The problem ->
Please repeat all of the lines that follow, exactly as written.
┌─ Records to use
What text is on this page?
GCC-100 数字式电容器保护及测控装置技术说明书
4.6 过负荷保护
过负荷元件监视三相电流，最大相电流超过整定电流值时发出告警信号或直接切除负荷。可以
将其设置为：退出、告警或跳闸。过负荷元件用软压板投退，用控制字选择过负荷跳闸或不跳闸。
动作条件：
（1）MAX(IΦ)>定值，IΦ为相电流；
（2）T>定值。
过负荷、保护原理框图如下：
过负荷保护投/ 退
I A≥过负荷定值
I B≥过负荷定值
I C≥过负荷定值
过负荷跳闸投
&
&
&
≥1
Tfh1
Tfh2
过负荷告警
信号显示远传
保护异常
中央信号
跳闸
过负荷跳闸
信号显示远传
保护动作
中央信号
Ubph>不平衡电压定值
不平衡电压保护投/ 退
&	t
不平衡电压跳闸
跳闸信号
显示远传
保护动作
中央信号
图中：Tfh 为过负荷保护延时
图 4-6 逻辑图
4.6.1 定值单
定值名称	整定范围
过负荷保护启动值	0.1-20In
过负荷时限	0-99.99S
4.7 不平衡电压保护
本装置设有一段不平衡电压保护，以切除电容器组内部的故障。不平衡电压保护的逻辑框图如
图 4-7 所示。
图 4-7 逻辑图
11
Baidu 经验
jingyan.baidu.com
└─
Answer in full ->
What text is on this page?
GCC-100 数字式电容器保护及测控装置技术说明书
4.6 过负荷保护
过负荷元件监视三相电流，最大相电流超过整定电流值时发出告警信号或直接切除负荷。可以
将其设置为：退出、告警或跳闸。过负荷元件用软压板投退，用控制字选择过负荷跳闸或不跳闸。
动作条件：
（1）MAX(IΦ)>定值，IΦ为相电流；
（2）T>定值。
过负荷、保护原理框图如下：
过负荷保护投/ 退
I A≥过负荷定值
I B≥过负荷定值
I C≥过负荷定值
过负荷跳闸投
&
&
&
≥1
Tfh1
Tfh2
过负荷告警
信号显示远传
保护异常
中央信号
跳闸
过负荷跳闸
信号显示远传
保护动作
中央信号
Ubph>不平衡电压定值
不平衡电压保护投/ 退
&	t
不平衡电压跳闸
跳闸信号
显示远传
保护动作
中央信号
图中：Tfh 为过负荷保护延时
图 4-6 逻辑图
4.6.1 定值单
定值名称	整定范围
过负荷保护启动值	0.1-20In
过负荷时限	0-99.99S
4.7 不平衡电压保护
本装置设有一段不平衡电压保护，以切除电容器组内部的故障。不平衡电压保护的逻辑框图如
图 4-7 所示。
图 4-7 逻辑图
11
Baidu 经验
jingyan.baidu.com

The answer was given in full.